• Prompt
In this exercise, return the whole listing exactly, excluding any images.

# # # # #

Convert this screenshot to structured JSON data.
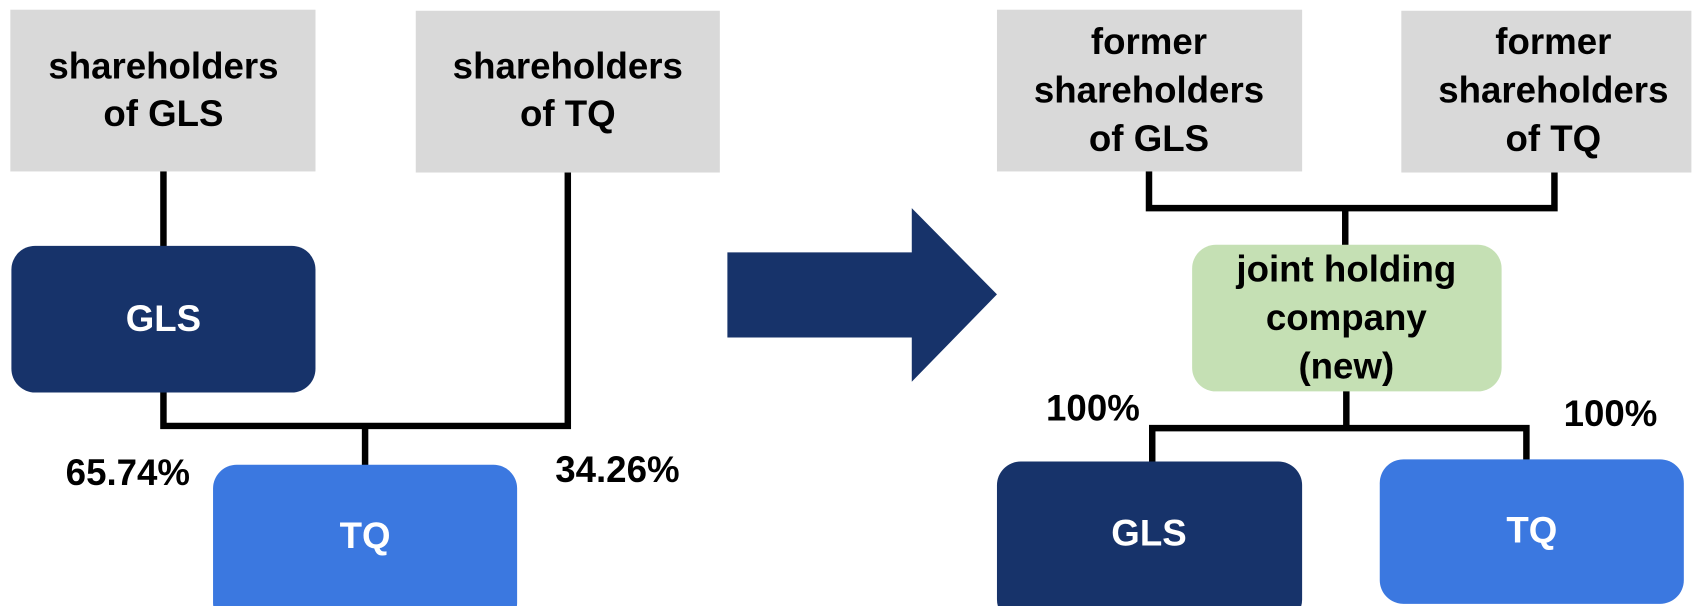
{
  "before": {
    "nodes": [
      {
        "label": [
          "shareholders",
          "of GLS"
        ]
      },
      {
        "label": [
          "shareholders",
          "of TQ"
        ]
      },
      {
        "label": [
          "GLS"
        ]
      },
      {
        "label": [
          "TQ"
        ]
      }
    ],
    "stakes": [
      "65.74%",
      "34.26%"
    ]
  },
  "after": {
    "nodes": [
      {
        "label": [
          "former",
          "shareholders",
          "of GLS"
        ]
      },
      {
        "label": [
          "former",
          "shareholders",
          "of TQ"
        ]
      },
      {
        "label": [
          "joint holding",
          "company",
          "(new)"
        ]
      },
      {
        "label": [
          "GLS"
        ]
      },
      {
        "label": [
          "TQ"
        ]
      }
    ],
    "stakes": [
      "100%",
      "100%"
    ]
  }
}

# # # # #

• Task result
Convert this screenshot to structured JSON data.
{
  "before": {
    "nodes": [
      {
        "label": [
          "shareholders",
          "of GLS"
        ]
      },
      {
        "label": [
          "shareholders",
          "of TQ"
        ]
      },
      {
        "label": [
          "GLS"
        ]
      },
      {
        "label": [
          "TQ"
        ]
      }
    ],
    "stakes": [
      "65.74%",
      "34.26%"
    ]
  },
  "after": {
    "nodes": [
      {
        "label": [
          "former",
          "shareholders",
          "of GLS"
        ]
      },
      {
        "label": [
          "former",
          "shareholders",
          "of TQ"
        ]
      },
      {
        "label": [
          "joint holding",
          "company",
          "(new)"
        ]
      },
      {
        "label": [
          "GLS"
        ]
      },
      {
        "label": [
          "TQ"
        ]
      }
    ],
    "stakes": [
      "100%",
      "100%"
    ]
  }
}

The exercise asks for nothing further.